### [Estratto]

· · · · ·

Cultura e Spettacoli
Sabato 16 Maggio 2009
Una comasca sfida
Goldoni a Parigi
Grande successo per la "Trilogia della villeggiatura", messa in scena dalla drammaturga che vive da 20 anni in Francia, per la prima volta dopo l'avventura di Strehler
Teatro strapieno, alcune sere fa, a Parigi ai Grands Boulevards per la prima della "Trilogia della Villeggiatura" di Goldoni, traduzione e regia di Carlotta Clerici, autrice e regista comasca attiva a Parigi da quasi 20 anni. Una sfida non da poco («una follia»), se si pensa che la "Trilogia" fu rappresentata per la prima volta alla Comédie Française nel 1984 e allora il regista era nientemeno che Giorgio Strehler... ma Carlotta sorride sicura: «Non ho visto lo spettacolo di Strehler, ho voluto affrontare il testo pura, senza suggestioni. Questo è il mio Goldoni». Lo spettacolo sarà in cartellone fino a settembre al Théâtre du Nord-Ouest, Montparnasse.
Carlotta, perché Goldoni e perché la «Trilogia»?
Mettere in scena "La Trilogia" di Goldoni è un sogno antico. Goldoni è un autore che mi tocca profondamente, per la maestria con cui è capace di unire nelle sue opere il tragico e il comico, lo sguardo tagliente e disincantato sulla società, il sorriso compiacente di fronte alle debolezze umane. La "Trilogia" in particolare rappresenta sapientemente l’umana frivolezza e la malinconia della decadenza. Questi aspetti ho voluto valorizzare nel mio spettacolo.
Più che una traduzione, dunque, il suo Goldoni è un adattamento d’autore...

· · · · ·

### [Materiale]
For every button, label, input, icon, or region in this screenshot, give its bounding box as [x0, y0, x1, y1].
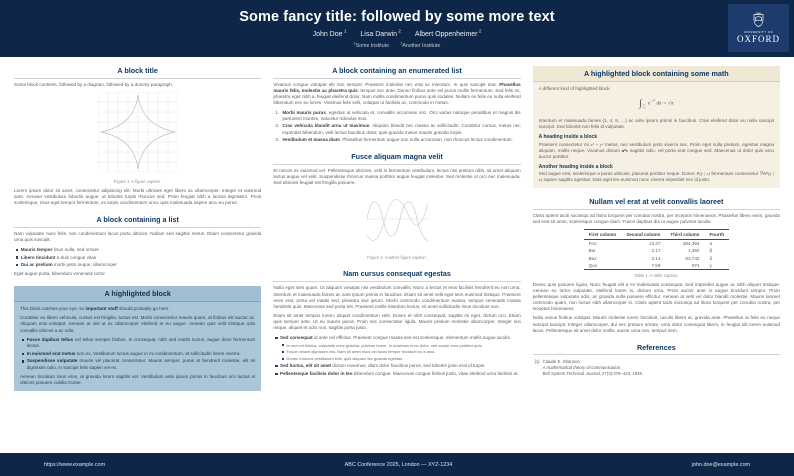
list-item-text	[21, 255, 262, 261]
paragraph: Nulla eget sem quam. Ut aliquam volutpat nisi vestibulum convallis. Nunc a lectus et eros facilisis hendrerit eu non urna. Interdum et malesuada fames ac ante ipsum primis in faucibus. Etiam sit amet velit eget sem euismod tristique. Praesent enim erat, porta vel mattis sed, pharetra sed ipsum. Morbi commodo condimentum massa, tempus venenatis massa hendrerit quis. Maecenas sed porta est. Praesent mollis interdum lectus, sit amet sollicitudin risus tincidunt non.	[273, 285, 521, 309]
enum-item	[275, 123, 520, 135]
list-item-rest: . Aliquam blandit nec massa ac sollicitudin. Curabitur cursus, metus nec imperdiet bibendum, velit lectus faucibus dolor, quis gravida metus mauris gravida turpis.	[282, 123, 521, 135]
list-item-rest: vel tellus semper finibus. In consequat, nibh sed mattis luctus, augue diam fermentum lectus.	[26, 337, 256, 349]
author-sup: 2	[478, 29, 482, 34]
list-item-text	[280, 363, 521, 369]
sub-list-item	[282, 356, 520, 361]
bullet-icon	[275, 365, 277, 367]
author-sup: 1	[343, 29, 347, 34]
poster-footer	[0, 453, 794, 476]
block-nam-cursus	[273, 269, 520, 376]
paragraph: Eget augue porta, bibendum venenatis tortor.	[14, 271, 106, 277]
list-item	[16, 262, 261, 268]
inline-math: x² + y²	[590, 141, 604, 147]
block-title: References	[533, 343, 780, 356]
math-mid: dx =	[655, 100, 668, 107]
list-item-text	[21, 262, 262, 268]
list-item-text	[280, 371, 521, 377]
bullet-icon	[22, 339, 24, 341]
sub-list-item	[282, 343, 520, 348]
table-cell: 13.37	[648, 240, 661, 246]
paragraph: Aenean tincidunt risus eros, at gravida lorem sagittis vel. Vestibulum ante ipsum primis in faucibus orci luctus et ultrices posuere cubilia Curae.	[20, 373, 256, 385]
bullet-icon	[282, 351, 284, 353]
block-title: A highlighted block	[14, 286, 261, 302]
block-table	[533, 197, 780, 333]
poster-title: Some fancy title: followed by some more text	[239, 9, 555, 25]
paragraph: Class aptent taciti sociosqu ad litora torquent per conubia nostra, per inceptos himenaeos. Phasellus libero enim, gravida sed erat sit amet, scelerisque congue diam. Fusce dapibus dui ut augue pulvinar iaculis.	[532, 213, 780, 225]
enum-number: 2.	[275, 123, 280, 129]
list-item-text	[282, 123, 520, 135]
text-segment: sapien sagittis egestas. Duis eget leo euismod nunc viverra imperdiet nec id justo.	[542, 177, 711, 183]
footer-url[interactable]: https://www.example.com	[44, 461, 106, 468]
author	[313, 31, 347, 38]
column-right	[533, 66, 780, 444]
figure-2	[273, 190, 520, 261]
list-item-bold: Dui ac pretium	[20, 262, 53, 268]
highlighted-math-block	[533, 66, 780, 188]
list-item	[22, 337, 255, 349]
in-block-heading: Another heading inside a block	[538, 163, 613, 170]
block-containing-a-list	[14, 215, 261, 277]
table-cell: δ	[709, 255, 713, 261]
block-a-block-title	[14, 66, 261, 206]
bullet-icon	[275, 337, 277, 339]
star-grid-plot	[98, 92, 178, 172]
paragraph: Nam vulputate nunc felis, non condimentum lacus porta ultrices. Nullam sed sagittis metus. Etiam consectetur gravida urna quis suscipit.	[14, 231, 262, 243]
data-table	[584, 229, 729, 270]
block-references	[533, 343, 780, 377]
list-item	[22, 351, 255, 357]
list-item-bold: Cras vehicula blandit urna ut maximus	[282, 123, 370, 129]
bullet-icon	[22, 353, 24, 355]
list-item-text	[27, 351, 256, 357]
list-item-text	[27, 358, 256, 370]
paragraph: Some block contents, followed by a diagram, followed by a dummy paragraph.	[14, 82, 174, 87]
table-cell: 83,742	[685, 255, 700, 261]
list-item-text	[280, 335, 521, 341]
bullet-icon	[282, 344, 284, 346]
affiliation-name: Some Institute	[355, 43, 389, 50]
list-item-rest: a duis congue vitae	[55, 254, 97, 260]
affiliation-list	[70, 41, 724, 49]
table-cell: α	[709, 240, 713, 246]
text-segment: Vivamus congue volutpat elit non semper. Praesent molestie nec erat ac interdum. In quis suscipit erat.	[273, 82, 500, 87]
list-item-rest: morbi justo neque, ullamcorper	[52, 262, 117, 268]
table-caption: Table 1. A table caption.	[634, 272, 679, 278]
list-item-bold: Sed luctus, elit sit amet	[280, 363, 332, 369]
table-header-cell: Third column	[665, 230, 704, 239]
list-item-rest: risus nulla, sed ornare	[52, 246, 99, 252]
reference-item	[535, 359, 780, 377]
paragraph	[539, 142, 774, 160]
list-item-text	[21, 247, 262, 253]
enum-item	[275, 137, 520, 143]
list-item-text	[282, 137, 520, 143]
paragraph: Curabitur eu libero vehicula, cursus est fringilla, luctus est. Morbi consectetur mauris quam, at finibus elit auctor ac. Aliquam erat volutpat. Aenean at nisl ut ex ullamcorper eleifend et eu augue. Aenean quis velit tristique odio convallis ultrices a ac odio.	[20, 315, 256, 333]
block-title: Fusce aliquam magna velit	[273, 152, 520, 165]
list-item-text	[27, 337, 256, 349]
sub-item-text: In sed est finibus, vulputate nunc gravida, pulvinar lorem. In maximus nunc dolor, sed auctor eros porttitor quis.	[286, 342, 483, 348]
table-cell: β	[709, 248, 713, 254]
column-middle	[273, 66, 520, 444]
table-header-cell: Fourth	[704, 230, 729, 239]
author	[415, 31, 482, 38]
bullet-icon	[282, 358, 284, 360]
inline-math: ∇θP(y | x)	[538, 171, 774, 183]
paragraph: Interdum et malesuada fames {1, 4, 9, …} ac ante ipsum primis in faucibus. Cras eleifend dolor eu nulla suscipit suscipit. Sed lobortis non felis id vulputate.	[538, 117, 774, 129]
author-name: John Doe	[312, 31, 343, 39]
list-item-bold: Vestibulum et massa diam	[282, 137, 340, 143]
affiliation-sup: 2	[400, 41, 403, 46]
logo-oxford: OXFORD	[736, 34, 780, 44]
math-exponent: −x²	[650, 98, 656, 103]
bullet-icon	[16, 264, 18, 266]
reference-authors: Claude E. Shannon.	[542, 358, 582, 364]
author	[360, 31, 401, 38]
text-segment: Praesent consectetur mi	[538, 141, 591, 147]
table-row	[584, 247, 729, 254]
list-item-bold: In euismod erat metus	[26, 350, 76, 356]
bullet-icon	[16, 256, 18, 258]
list-item-bold: Suspendisse vulputate	[26, 358, 78, 364]
math-result: √π	[667, 100, 674, 107]
list-item	[275, 363, 520, 369]
block-title: A block containing an enumerated list	[273, 66, 520, 79]
list-item-bold: Fusce dapibus tellus	[26, 337, 74, 343]
bullet-icon	[16, 249, 18, 251]
list-item	[22, 358, 255, 370]
paragraph	[539, 171, 774, 183]
list-item-text	[282, 110, 520, 122]
highlighted-block	[14, 286, 261, 390]
reference-journal: Bell System Technical Journal, 27(3):379–423, 1948.	[542, 370, 644, 376]
paragraph: A different kind of highlighted block.	[538, 85, 611, 91]
reference-label: [1]	[534, 358, 540, 364]
header-text	[70, 0, 724, 49]
list-item-rest: non ex. Vestibulum luctus augue in mi condimentum, at sollicitudin lorem viverra.	[75, 350, 241, 356]
poster-header	[0, 0, 794, 57]
footer-conference: ABC Conference 2025, London — XYZ-1234	[344, 461, 453, 468]
text-segment: sagittis odio, vel porta erat congue sed. Maecenas ut dolor quis arcu auctor porttitor.	[538, 147, 774, 159]
table-row	[584, 262, 729, 270]
list-item-bold: Libero tincidunt	[20, 254, 56, 260]
math-body: e	[647, 100, 651, 107]
sine-curves-plot	[360, 190, 434, 248]
table-cell: Baz	[588, 255, 597, 261]
integral-limits	[642, 104, 646, 111]
bold-segment: important stuff	[85, 305, 118, 311]
affiliation	[400, 43, 440, 49]
figure-caption: Figure 1. A figure caption.	[113, 179, 162, 185]
block-title: Nullam vel erat at velit convallis laoreet	[533, 197, 780, 210]
table-cell: 2.17	[651, 248, 661, 254]
oxford-crest-icon	[751, 12, 766, 29]
oxford-logo	[728, 4, 789, 52]
block-fusce-aliquam	[273, 152, 520, 260]
paragraph: Et rutrum ex euismod vel. Pellentesque ultricies, velit in fermentum vestibulum, lectus nisi pretium nibh, sit amet aliquam lectus augue vel velit. Suspendisse rhoncus massa porttitor augue feugiat molestie. Sed molestie ut orci nec malesuada. Sed ultricies feugiat est fringilla posuere.	[273, 168, 521, 186]
logo-university-of: UNIVERSITY OF	[743, 30, 774, 34]
list-item-rest: , egestas at vehicula et, convallis accumsan orci. Orci varius natoque penatibus et magnis dis parturient montes, nascetur ridiculus mus.	[282, 109, 521, 121]
table-row	[584, 254, 729, 261]
paragraph: Nulla varius finibus volutpat. Mauris molestie lorem tincidunt, iaculis libero at, gravida ante. Phasellus at felis eu neque suscipit suscipit. Integer ullamcorper, dui nec pretium ornare, urna dolor consequat libero, in feugiat elit lorem euismod lacus. Pellentesque sit amet dolor mollis, auctor urna non, tempus sem.	[532, 315, 780, 333]
list-item-rest: bibendum congue. Maecenas congue finibus justo, vitae eleifend urna facilisis at.	[352, 370, 519, 376]
affiliation	[354, 43, 389, 49]
block-title: Nam cursus consequat egestas	[273, 269, 520, 282]
enum-number: 1.	[275, 109, 280, 115]
list-item	[275, 335, 520, 341]
paragraph	[273, 82, 520, 106]
lower-limit: −∞	[641, 106, 646, 111]
figure-1	[14, 92, 261, 185]
list-item-bold: Sed consequat	[280, 334, 313, 340]
text-segment: fermentum consectetur	[710, 171, 760, 177]
equation	[533, 98, 780, 111]
author-list	[70, 29, 724, 38]
table-cell: Bar	[588, 248, 596, 254]
table-header-cell: First column	[584, 230, 622, 239]
list-item-rest: mauris vel placerat consectetur. Mauris semper, purus at hendrerit molestie, elit mi dignissim odio, in suscipit felis sapien vel ex.	[26, 358, 256, 370]
list-item	[16, 247, 261, 253]
table-cell: 3.14	[651, 255, 661, 261]
table-row	[584, 239, 729, 247]
table-header-row	[584, 230, 729, 239]
table-cell: 1,392	[687, 248, 700, 254]
table-cell: Foo	[588, 240, 597, 246]
text-segment: , tempus nec ante. Donec finibus ante vel purus mollis fermentum. Sed felis mi, pharetra eget nibh a, feugiat eleifend dolor. Nam mollis condimentum purus quis sodales. Nullam eu felis eu nulla eleifend bibendum nec eu lorem. Vivamus felis velit, volutpat ut facilisis ac, commodo in metus.	[273, 88, 521, 106]
sub-item-text: Donec rhoncus vestibulum erat, quis aliquam leo gravida egestas.	[286, 356, 404, 362]
block-title: A highlighted block containing some math	[533, 66, 780, 82]
table-cell: 7.59	[621, 262, 665, 270]
bullet-icon	[275, 373, 277, 375]
table-cell: γ	[704, 262, 729, 270]
enum-number: 3.	[275, 137, 280, 143]
in-block-heading: A heading inside a block	[538, 134, 598, 141]
paragraph	[20, 306, 255, 312]
inline-math: uᵀv	[621, 147, 629, 153]
list-item-rest: . Phasellus fermentum augue non nulla accumsan, non rhoncus lectus condimentum.	[339, 137, 513, 143]
inline-math: P(y | x)	[696, 171, 711, 177]
text-segment: should probably go here.	[117, 305, 170, 311]
table-cell: 384,394	[682, 240, 700, 246]
affiliation-name: Another Institute	[402, 43, 441, 50]
enum-item	[275, 110, 520, 122]
block-title: A block containing a list	[14, 215, 261, 228]
block-title: A block title	[14, 66, 261, 79]
list-item-rest: dictum maximus, diam dolor faucibus purus, sed lobortis justo erat id turpis.	[331, 363, 486, 369]
sub-list-item	[282, 349, 520, 354]
paragraph: Etiam sit amet tempus lorem, aliquet condimentum velit. Donec et nibh consequat, sagittis mi eget, dictum orci. Etiam quis semper ante. Ut eu mauris purus. Proin nec consectetur ligula. Mauris pretium molestie ullamcorper. Integer nisi neque, aliquet et odio non, sagittis porta justo.	[273, 313, 521, 331]
column-left	[14, 66, 261, 444]
reference-work-title: A mathematical theory of communication.	[542, 364, 622, 370]
list-item-bold: Morbi mauris purus	[282, 109, 326, 115]
poster-body	[0, 57, 794, 444]
author-name: Lisa Darwin	[360, 31, 397, 39]
author-name: Albert Oppenheimer	[414, 31, 478, 39]
list-item-bold: Pellentesque facilisis dolor in leo	[280, 370, 353, 376]
footer-email[interactable]: john.doe@example.com	[691, 461, 750, 468]
affiliation-sup: 1	[353, 41, 356, 46]
list-item	[275, 371, 520, 377]
sub-item-text: Fusce ornare dignissim nisi. Nam sit amet risus vel lacus tempor tincidunt eu a arcu.	[286, 349, 436, 355]
upper-limit: ∞	[642, 102, 645, 107]
paragraph: Lorem ipsum dolor sit amet, consectetur adipiscing elit. Morbi ultricies eget libero ac ullamcorper. Integer et euismod ante. Aenean vestibulum lobortis augue, ut lobortis turpis rhoncus sed. Proin feugiat nibh a lacinia dignissim. Proin scelerisque, risus eget tempor fermentum, ex turpis condimentum urna, quis malesuada sapien arcu eu purus.	[14, 188, 262, 206]
bullet-icon	[22, 360, 24, 362]
list-item-bold: Mauris tempor	[20, 246, 53, 252]
block-enumerated-list	[273, 66, 520, 143]
integral-sign: ∫	[639, 97, 642, 109]
figure-caption: Figure 2. Another figure caption.	[367, 255, 427, 261]
list-item	[16, 255, 261, 261]
paragraph: Donec quis posuere ligula. Nunc feugiat elit a mi malesuada consequat. Sed imperdiet augue ac nibh aliquet tristique. Aenean eu tortor vulputate, eleifend lorem in, dictum urna. Proin auctor ante in augue tincidunt tempor. Proin pellentesque vulputate odio, ac gravida nulla posuere efficitur. Aenean at velit vel dolor blandit molestie. Mauris laoreet commodo quam, non luctus nibh ullamcorper in. Class aptent taciti sociosqu ad litora torquent per conubia nostra, per inceptos himenaeos.	[532, 281, 780, 311]
author-sup: 2	[398, 29, 401, 34]
text-segment: This block catches your eye, so	[20, 305, 86, 311]
list-item-rest: id ante vel efficitur. Praesent congue massa sed est scelerisque, elementum mollis augue iaculis.	[312, 334, 512, 340]
table-cell: 974	[665, 262, 704, 270]
text-segment: metus, nec vestibulum justo viverra nec. Proin eget nulla pretium, egestas magna aliquam, mollis neque. Vivamus dictum	[538, 141, 774, 153]
text-segment: Sed augue erat, scelerisque a purus ultricies, placerat porttitor neque. Donec	[538, 171, 697, 177]
table-cell: Qux	[584, 262, 622, 270]
reference-body	[543, 359, 643, 377]
bold-segment: Phasellus mauris felis, molestie ac pharetra quis	[273, 82, 521, 94]
table-header-cell: Second column	[621, 230, 665, 239]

· · · · ·

### [Esercizio assegnato 1]
Rispondi a queste domande sull'articolo dedicato alla "Trilogia" di Goldoni a Parigi.
(a) In che anno la "Trilogia" fu rappresentata per la prima volta alla Comédie Française?
(b) In quale teatro resterà in cartellone lo spettacolo fino a settembre?
(c) Secondo Carlotta Clerici, che cosa rappresenta sapientemente la "Trilogia"?
### [Esercizio assegnato 2]
Elenca tutte le persone citate per nome nell'articolo sulla "Trilogia" di Goldoni a Parigi.
### [Esercizio assegnato 3]
Trascrivi dall'articolo su Goldoni a Parigi il passo da "Mettere in scena" a "un adattamento d’autore...".

### [Soluzione 1]
(a) Nel 1984.
(b) Al Théâtre du Nord-Ouest, a Montparnasse.
(c) L'umana frivolezza e la malinconia della decadenza.

### [Soluzione 2]
Goldoni
Carlotta Clerici
Giorgio Strehler

### [Soluzione 3]
Mettere in scena "La Trilogia" di Goldoni è un sogno antico. Goldoni è un autore che mi tocca profondamente, per la maestria con cui è capace di unire nelle sue opere il tragico e il comico, lo sguardo tagliente e disincantato sulla società, il sorriso compiacente di fronte alle debolezze umane. La "Trilogia" in particolare rappresenta sapientemente l’umana frivolezza e la malinconia della decadenza. Questi aspetti ho voluto valorizzare nel mio spettacolo.
Più che una traduzione, dunque, il suo Goldoni è un adattamento d’autore...